# QUOTED PASSAGE

· · · ·

# pivoting headstock lathes and Robust bowl rests



## sprior (Aug 31, 2008)

A couple of weeks ago I bought a Robust bowl rest for my Nova DVR XP and after just a few minutes realized it isn't going to work for me with the pivoting headstock of the Nova, in the attached pic you can see why. The 12" tool rest that comes with the Nova has the post in the center effectively making it a 6" bowl rest, but the Robust is a 12" with the post on the end. When you install that rest in a pivoted configuration the rest is way too long and you can't pull the banjo out far enough to compensate. In the outboard configuration with the outboard attachment it would probably work fine.

I've been speaking to the Robust folks who have been great about getting feedback. I love the quality of their rest, but this one just isn't gonna work. I think they'd come out with a smaller version with a 1" post if enough people asked them for it.

So if I'm doing it wrong please let me know. If you agree and would love to buy a shorter rest please feel free to encourage Robust on this - then we can all get one.


----------



## wildwood (Jan 25, 2011)

I use straight tool rest for turning bowls. Adjust both tool rest and tool rest base to meet tool support needs. Would do the same thing using your Robust tool rest. I am comfortable using my ½” or 5/8” bowls gouges, and scrappers inside/outside of a bowl with more than inch or two over tool rest. All in the way hold and move my body to keep tool control.

· · · ·

# TASK LIST
1 - In the forum thread about bowl rests, copy everything from "A couple of" down to "probably work fine.", swapping "banjo" for "tool base".
2 - According to the forum thread about bowl rests, why won't the Robust bowl rest work with the Nova's pivoting headstock? Answer in one to three sentences.

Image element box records
· · · ·

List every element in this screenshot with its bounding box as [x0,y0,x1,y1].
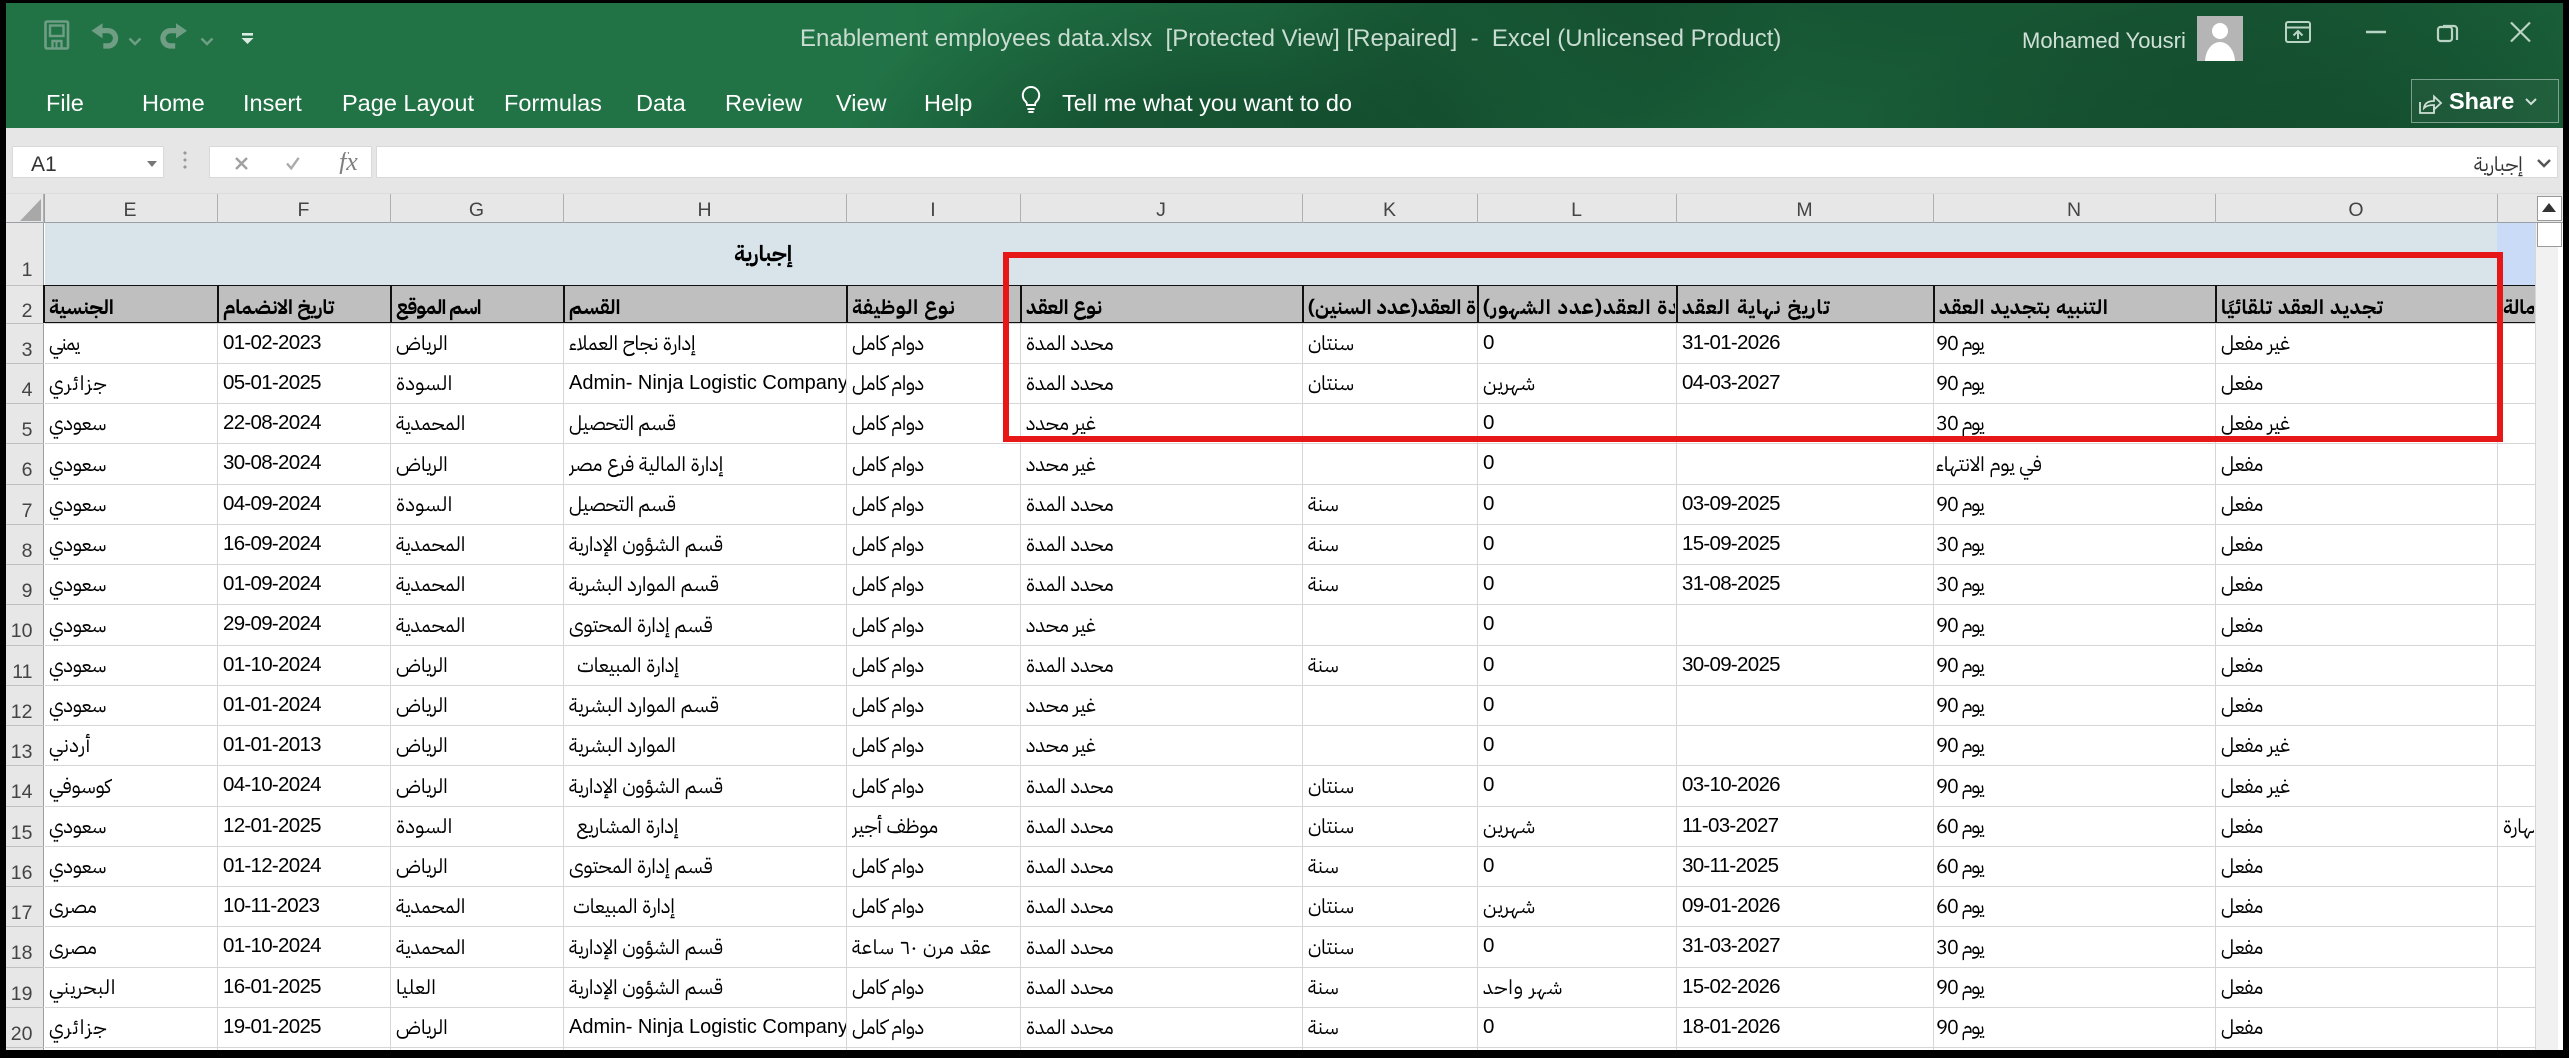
svg-text:fx: fx [339,152,358,174]
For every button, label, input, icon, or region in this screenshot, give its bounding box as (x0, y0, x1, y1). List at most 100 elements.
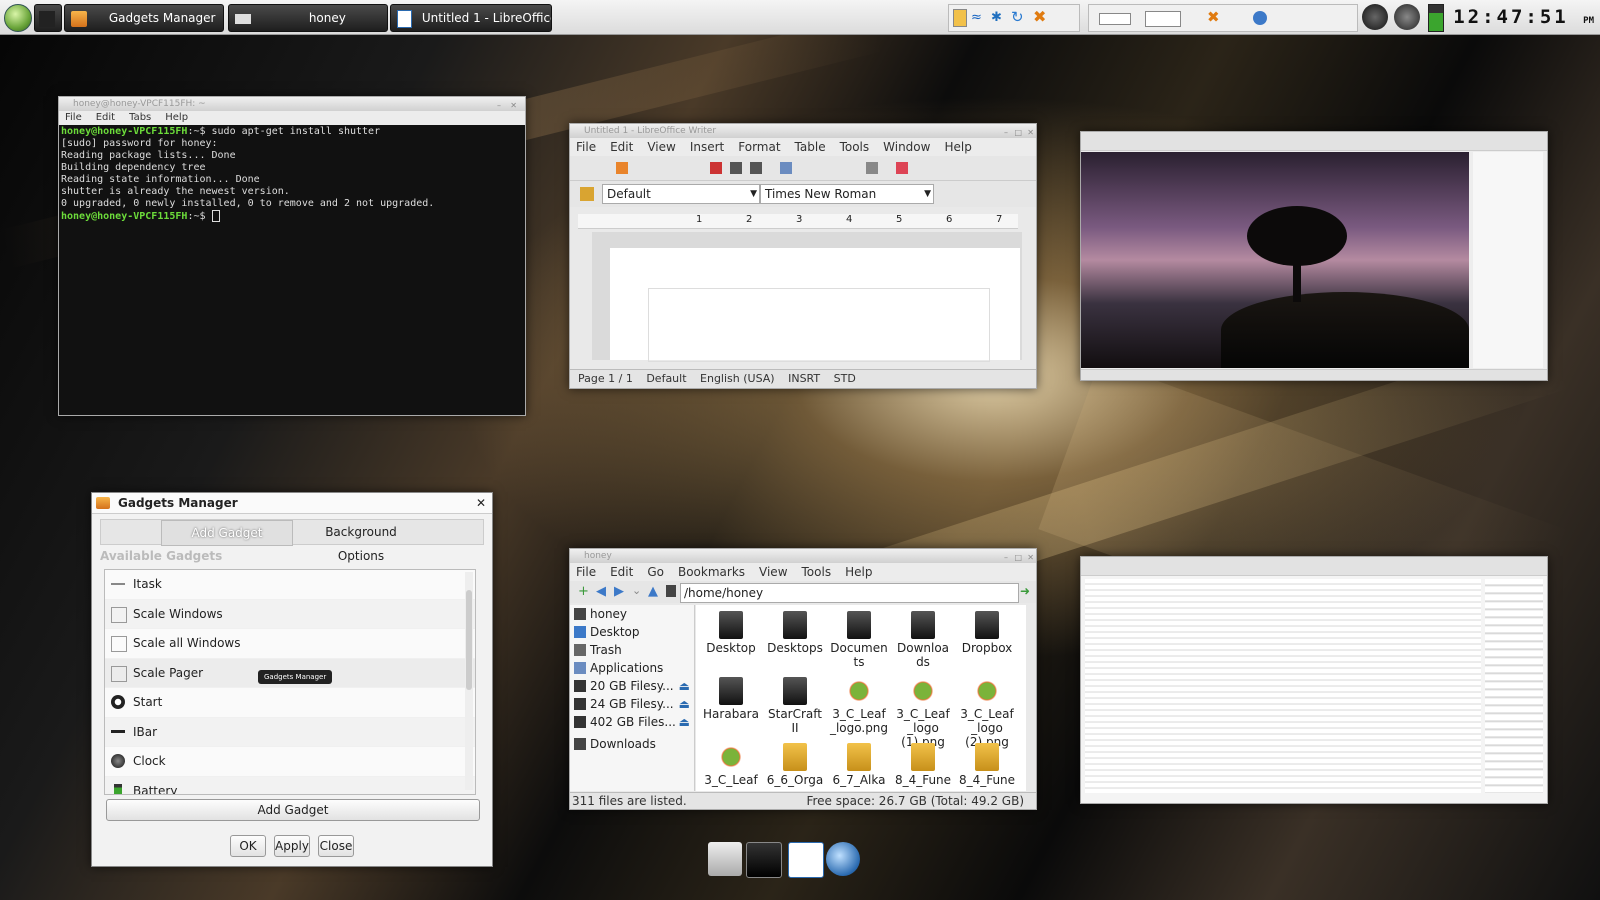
menu-tools[interactable]: Tools (802, 565, 832, 579)
list-item[interactable]: Clock (105, 747, 475, 777)
eject-icon[interactable]: ⏏ (679, 677, 690, 695)
scrollbar-thumb[interactable] (466, 590, 472, 690)
menu-help[interactable]: Help (944, 140, 971, 154)
pager-desktop-3[interactable]: ✖ (1207, 8, 1220, 26)
eject-icon[interactable]: ⏏ (679, 695, 690, 713)
history-icon[interactable]: ⌄ (632, 584, 641, 597)
eject-icon[interactable]: ⏏ (679, 713, 690, 731)
file-item[interactable]: 3_C_Leaf _logo (2).png (956, 677, 1018, 749)
files-grid[interactable]: Desktop Desktops Documen ts Downloa ds Dropb… (696, 605, 1026, 791)
close-icon[interactable]: ✕ (476, 493, 486, 513)
close-x-icon[interactable]: ✖ (1033, 7, 1046, 26)
maximize-icon[interactable]: □ (1014, 126, 1022, 140)
minimize-icon[interactable]: – (1004, 551, 1008, 565)
file-item[interactable]: 3_C_Leaf _logo.png (828, 677, 890, 735)
list-item[interactable]: Battery (105, 776, 475, 794)
document-page[interactable] (610, 248, 1020, 362)
styles-icon[interactable] (580, 187, 594, 201)
file-item[interactable]: Dropbox (956, 611, 1018, 655)
pdf-icon[interactable] (710, 162, 722, 174)
dock-writer-icon[interactable] (788, 842, 824, 878)
sidebar-item-downloads[interactable]: Downloads (570, 735, 694, 753)
landscape-photo[interactable] (1081, 152, 1469, 368)
spellcheck-icon[interactable] (780, 162, 792, 174)
file-item[interactable]: Harabara (700, 677, 762, 721)
list-item[interactable]: IBar (105, 717, 475, 747)
wifi-icon[interactable]: ≈ (971, 10, 982, 25)
volume-knob-icon[interactable] (1362, 4, 1388, 30)
menu-file[interactable]: File (576, 565, 596, 579)
pager-desktop-4[interactable] (1253, 11, 1267, 25)
tab-background-options[interactable]: Background Options (301, 520, 421, 563)
menu-table[interactable]: Table (795, 140, 826, 154)
ok-button[interactable]: OK (230, 835, 266, 857)
menu-go[interactable]: Go (647, 565, 664, 579)
task-writer[interactable]: Untitled 1 - LibreOffice ... (390, 4, 552, 32)
sidebar-item-trash[interactable]: Trash (570, 641, 694, 659)
menu-edit[interactable]: Edit (610, 565, 633, 579)
writer-window[interactable]: Untitled 1 - LibreOffice Writer – □ ✕ Fi… (569, 123, 1037, 389)
list-item[interactable]: Scale all Windows (105, 629, 475, 659)
paragraph-style-select[interactable]: Default ▼ (602, 184, 760, 204)
menu-window[interactable]: Window (883, 140, 930, 154)
sidebar-item-desktop[interactable]: Desktop (570, 623, 694, 641)
add-gadget-button[interactable]: Add Gadget (106, 799, 480, 821)
file-item[interactable]: Documen ts (828, 611, 890, 669)
user-list[interactable] (1485, 579, 1543, 793)
file-item[interactable]: Desktops (764, 611, 826, 655)
minimize-icon[interactable]: – (1004, 126, 1008, 140)
horizontal-ruler[interactable]: 1 2 3 4 5 6 7 (578, 214, 1018, 229)
list-item[interactable]: Start (105, 688, 475, 718)
file-item[interactable]: 6_6_Orga (764, 743, 826, 787)
home-icon[interactable] (666, 585, 676, 597)
task-show-desktop[interactable] (34, 4, 62, 32)
file-manager-window[interactable]: honey – □ ✕ File Edit Go Bookmarks View Tools… (569, 548, 1037, 810)
update-icon[interactable]: ↻ (1011, 8, 1024, 26)
menu-file[interactable]: File (65, 112, 82, 123)
list-scrollbar[interactable] (465, 572, 473, 790)
bluetooth-icon[interactable]: ✱ (991, 10, 1002, 25)
close-button[interactable]: Close (318, 835, 354, 857)
close-icon[interactable]: ✕ (510, 99, 517, 113)
menu-help[interactable]: Help (165, 112, 188, 123)
back-icon[interactable]: ◀ (596, 584, 606, 599)
minimize-icon[interactable]: – (497, 99, 501, 113)
forward-icon[interactable]: ▶ (614, 584, 624, 599)
sidebar-item-volume-2[interactable]: 24 GB Filesy... ⏏ (570, 695, 694, 713)
menu-tabs[interactable]: Tabs (129, 112, 151, 123)
task-terminal[interactable]: honey (228, 4, 388, 32)
clock[interactable]: 12:47:51 PM (1453, 2, 1594, 36)
clipboard-icon[interactable] (953, 9, 967, 27)
terminal-window[interactable]: honey@honey-VPCF115FH: ~ – ✕ File Edit Tab… (58, 96, 526, 416)
sidebar-item-volume-3[interactable]: 402 GB Files... ⏏ (570, 713, 694, 731)
go-icon[interactable]: ➜ (1020, 584, 1030, 598)
task-gadgets-manager[interactable]: Gadgets Manager (64, 4, 224, 32)
menu-view[interactable]: View (759, 565, 787, 579)
menu-edit[interactable]: Edit (610, 140, 633, 154)
dock-browser-icon[interactable] (826, 842, 860, 876)
gadgets-manager-dialog[interactable]: Gadgets Manager ✕ Add Gadget Background … (91, 492, 493, 867)
file-item[interactable]: Desktop (700, 611, 762, 655)
close-icon[interactable]: ✕ (1027, 551, 1034, 565)
sidebar-item-honey[interactable]: honey (570, 605, 694, 623)
file-item[interactable]: 6_7_Alka (828, 743, 890, 787)
file-item[interactable]: 8_4_Fune (956, 743, 1018, 787)
dock-files-icon[interactable] (708, 842, 742, 876)
sidebar-item-volume-1[interactable]: 20 GB Filesy... ⏏ (570, 677, 694, 695)
maximize-icon[interactable]: □ (1014, 551, 1022, 565)
print-icon[interactable] (730, 162, 742, 174)
menu-insert[interactable]: Insert (690, 140, 724, 154)
menu-help[interactable]: Help (845, 565, 872, 579)
pager[interactable]: ✖ (1088, 4, 1358, 32)
pager-desktop-1[interactable] (1099, 13, 1131, 25)
menu-edit[interactable]: Edit (96, 112, 115, 123)
file-item[interactable]: Downloa ds (892, 611, 954, 669)
list-item[interactable]: Scale Windows (105, 599, 475, 629)
up-icon[interactable]: ▲ (648, 584, 658, 599)
list-item[interactable]: Itask (105, 570, 475, 600)
pager-desktop-2[interactable] (1145, 11, 1181, 27)
file-item[interactable]: 3_C_Leaf _logo (1).png (892, 677, 954, 749)
menu-bookmarks[interactable]: Bookmarks (678, 565, 745, 579)
close-icon[interactable]: ✕ (1027, 126, 1034, 140)
chat-log[interactable] (1085, 579, 1481, 793)
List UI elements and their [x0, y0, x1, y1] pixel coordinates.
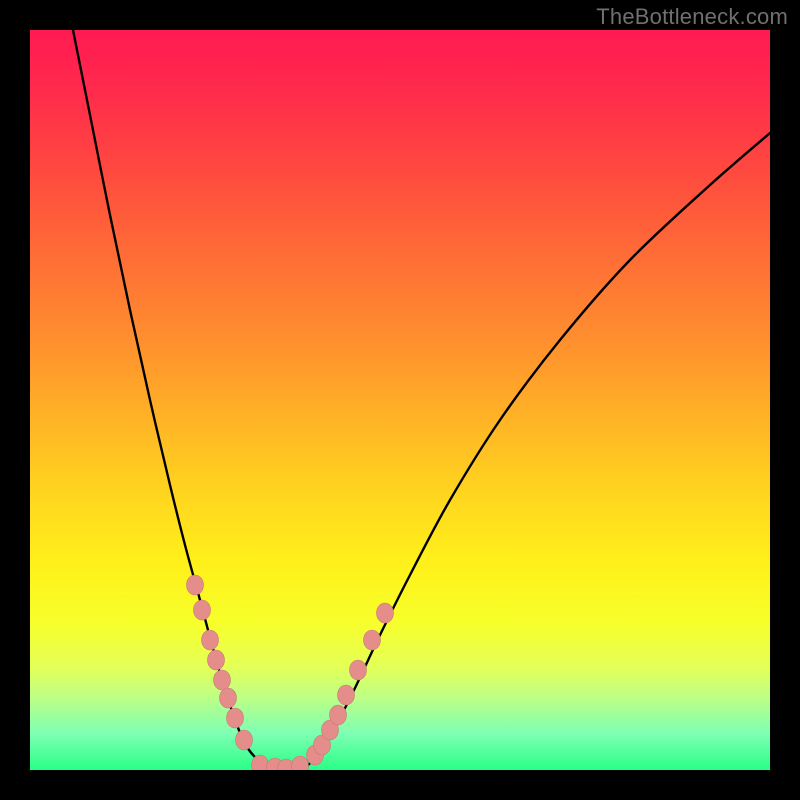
brand-label: TheBottleneck.com [596, 4, 788, 30]
data-marker [220, 688, 237, 708]
data-marker [350, 660, 367, 680]
data-marker [330, 705, 347, 725]
data-marker [214, 670, 231, 690]
data-marker [377, 603, 394, 623]
plot-area [30, 30, 770, 770]
data-marker [227, 708, 244, 728]
data-marker [194, 600, 211, 620]
data-marker [202, 630, 219, 650]
data-marker [208, 650, 225, 670]
chart-frame: TheBottleneck.com [0, 0, 800, 800]
bottleneck-curve [73, 30, 770, 769]
data-marker [364, 630, 381, 650]
chart-svg [30, 30, 770, 770]
data-markers [187, 575, 394, 770]
data-marker [236, 730, 253, 750]
data-marker [292, 756, 309, 770]
data-marker [338, 685, 355, 705]
data-marker [187, 575, 204, 595]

· · · ·

# ANSWERS
1 -
A couple of weeks ago I bought a Robust bowl rest for my Nova DVR XP and after just a few minutes realized it isn't going to work for me with the pivoting headstock of the Nova, in the attached pic you can see why. The 12" tool rest that comes with the Nova has the post in the center effectively making it a 6" bowl rest, but the Robust is a 12" with the post on the end. When you install that rest in a pivoted configuration the rest is way too long and you can't pull the tool base out far enough to compensate. In the outboard configuration with the outboard attachment it would probably work fine.

2 - The Nova's own 12" tool rest has its post in the center, so it effectively acts as a 6" bowl rest. The Robust rest is 12" with the post on the end. In the pivoted configuration it is far too long, and the banjo can't be pulled out far enough to make up for it.